:: Task objective ::
Omit the pictures and extract only the lines from the line containing "What does this" to the end of the material, each exactly as written.

— Start Entries shown —

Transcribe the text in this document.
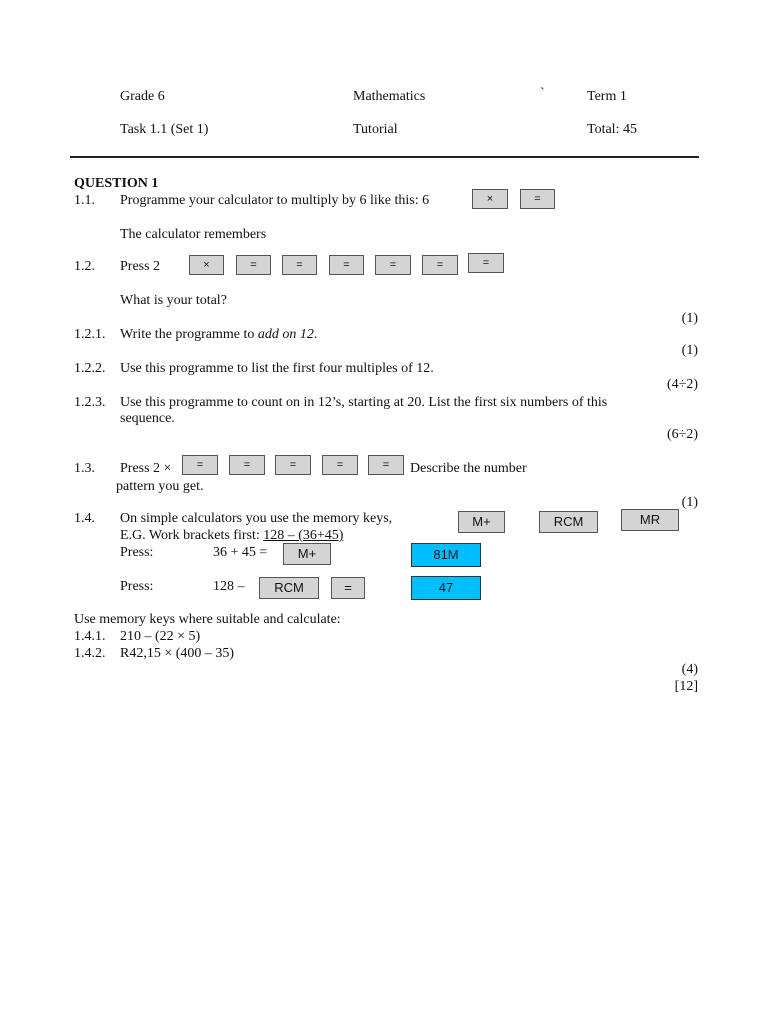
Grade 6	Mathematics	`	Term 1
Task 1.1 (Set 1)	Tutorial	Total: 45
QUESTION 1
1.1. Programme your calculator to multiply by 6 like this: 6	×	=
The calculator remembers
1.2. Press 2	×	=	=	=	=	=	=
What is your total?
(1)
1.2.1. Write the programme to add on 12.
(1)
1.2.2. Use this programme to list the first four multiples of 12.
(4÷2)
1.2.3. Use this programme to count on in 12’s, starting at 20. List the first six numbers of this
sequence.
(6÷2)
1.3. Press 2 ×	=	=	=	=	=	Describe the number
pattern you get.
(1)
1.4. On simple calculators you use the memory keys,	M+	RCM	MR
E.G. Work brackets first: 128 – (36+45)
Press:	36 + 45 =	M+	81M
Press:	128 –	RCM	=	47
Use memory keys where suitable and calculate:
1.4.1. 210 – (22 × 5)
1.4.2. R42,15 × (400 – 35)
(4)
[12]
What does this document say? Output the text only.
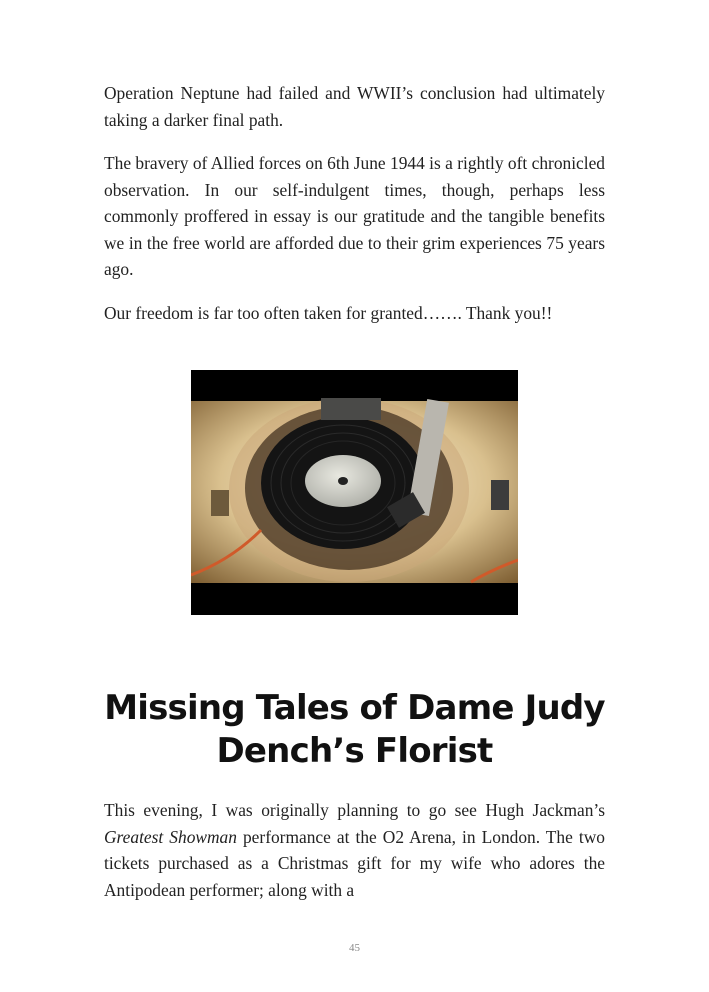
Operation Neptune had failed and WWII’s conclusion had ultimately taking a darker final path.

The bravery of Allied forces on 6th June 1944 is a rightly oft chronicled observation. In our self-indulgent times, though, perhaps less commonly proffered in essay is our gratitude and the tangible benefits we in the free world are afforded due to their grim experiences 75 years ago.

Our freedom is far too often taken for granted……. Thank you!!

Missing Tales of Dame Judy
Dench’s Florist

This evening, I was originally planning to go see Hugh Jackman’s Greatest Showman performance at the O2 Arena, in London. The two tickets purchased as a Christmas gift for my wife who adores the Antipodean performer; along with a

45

— End Entries shown —

:: Reply to the exercise ::
What does this document say? Output the text only.
Operation Neptune had failed and WWII’s conclusion had ultimately taking a darker final path.

The bravery of Allied forces on 6th June 1944 is a rightly oft chronicled observation. In our self-indulgent times, though, perhaps less commonly proffered in essay is our gratitude and the tangible benefits we in the free world are afforded due to their grim experiences 75 years ago.

Our freedom is far too often taken for granted……. Thank you!!

Missing Tales of Dame Judy
Dench’s Florist

This evening, I was originally planning to go see Hugh Jackman’s Greatest Showman performance at the O2 Arena, in London. The two tickets purchased as a Christmas gift for my wife who adores the Antipodean performer; along with a

45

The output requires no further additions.